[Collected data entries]
--- START ---

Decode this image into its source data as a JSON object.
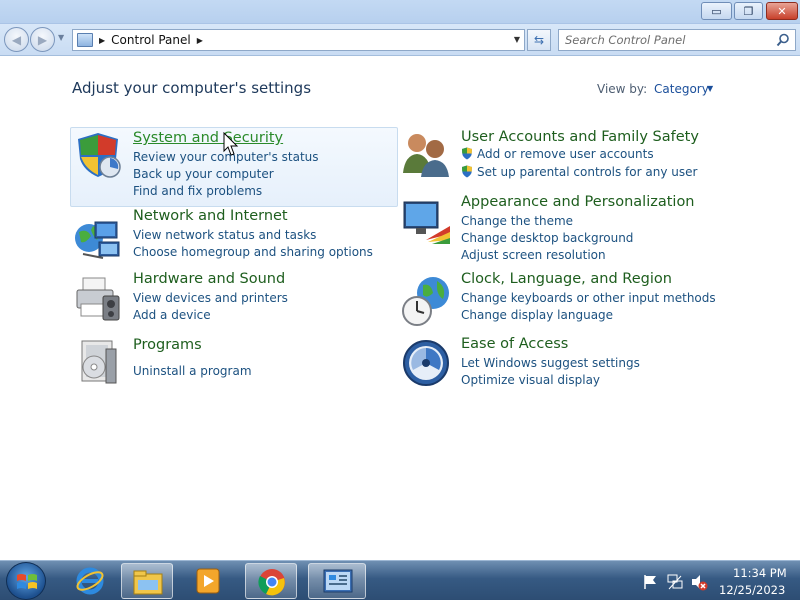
{
  "window": {
    "minimize_glyph": "▭",
    "maximize_glyph": "❐",
    "close_glyph": "✕"
  },
  "navigation": {
    "back_glyph": "◀",
    "forward_glyph": "▶",
    "breadcrumb": [
      "Control Panel"
    ],
    "search_placeholder": "Search Control Panel"
  },
  "header": {
    "title": "Adjust your computer's settings",
    "view_by_label": "View by:",
    "view_by_value": "Category"
  },
  "categories": [
    {
      "title": "System and Security",
      "icon": "shield-icon",
      "links": [
        "Review your computer's status",
        "Back up your computer",
        "Find and fix problems"
      ]
    },
    {
      "title": "Network and Internet",
      "icon": "network-globe-icon",
      "links": [
        "View network status and tasks",
        "Choose homegroup and sharing options"
      ]
    },
    {
      "title": "Hardware and Sound",
      "icon": "printer-icon",
      "links": [
        "View devices and printers",
        "Add a device"
      ]
    },
    {
      "title": "Programs",
      "icon": "programs-icon",
      "links": [
        "Uninstall a program"
      ]
    },
    {
      "title": "User Accounts and Family Safety",
      "icon": "users-icon",
      "links": [
        "Add or remove user accounts",
        "Set up parental controls for any user"
      ]
    },
    {
      "title": "Appearance and Personalization",
      "icon": "display-paint-icon",
      "links": [
        "Change the theme",
        "Change desktop background",
        "Adjust screen resolution"
      ]
    },
    {
      "title": "Clock, Language, and Region",
      "icon": "clock-globe-icon",
      "links": [
        "Change keyboards or other input methods",
        "Change display language"
      ]
    },
    {
      "title": "Ease of Access",
      "icon": "ease-of-access-icon",
      "links": [
        "Let Windows suggest settings",
        "Optimize visual display"
      ]
    }
  ],
  "taskbar": {
    "items": [
      "start-button",
      "internet-explorer-icon",
      "file-explorer-icon",
      "media-player-icon",
      "chrome-icon",
      "control-panel-icon"
    ],
    "time": "11:34 PM",
    "date": "12/25/2023"
  }
}
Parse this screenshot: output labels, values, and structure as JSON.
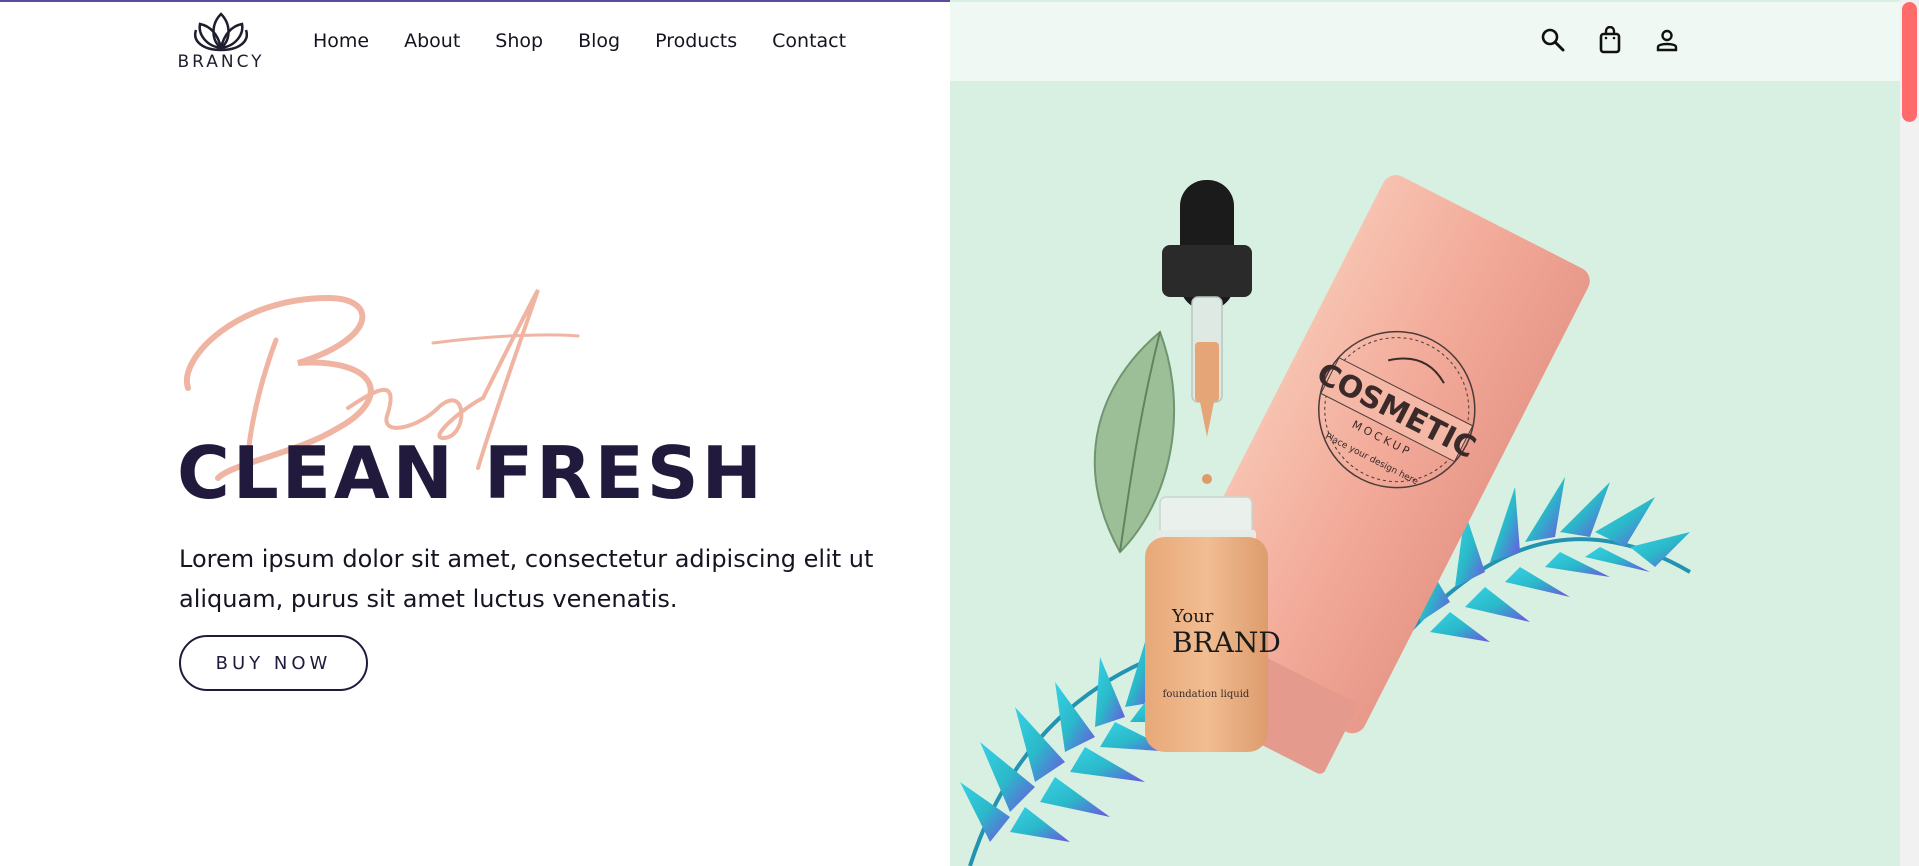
{
  "brand": {
    "name": "BRANCY"
  },
  "nav": {
    "items": [
      {
        "label": "Home"
      },
      {
        "label": "About"
      },
      {
        "label": "Shop"
      },
      {
        "label": "Blog"
      },
      {
        "label": "Products"
      },
      {
        "label": "Contact"
      }
    ]
  },
  "header_icons": [
    "search-icon",
    "shopping-bag-icon",
    "user-icon"
  ],
  "hero": {
    "script_word": "Best",
    "headline": "CLEAN FRESH",
    "description": "Lorem ipsum dolor sit amet, consectetur adipiscing elit ut aliquam, purus sit amet luctus venenatis.",
    "cta_label": "BUY NOW"
  },
  "product_image": {
    "tube_title": "COSMETIC",
    "tube_subtitle": "MOCKUP",
    "tube_note": "Place your design here",
    "bottle_brand_top": "Your",
    "bottle_brand": "BRAND",
    "bottle_note": "foundation liquid"
  },
  "colors": {
    "accent_dark": "#211a3d",
    "script_peach": "#f0b4a2",
    "panel_mint": "#d8f0e2",
    "scroll_thumb": "#ff6b6b"
  }
}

--- END ---

Aim: Tally the lines of the preceding listing in which the word "computer" appears; state nothing but the total.

Task response: 3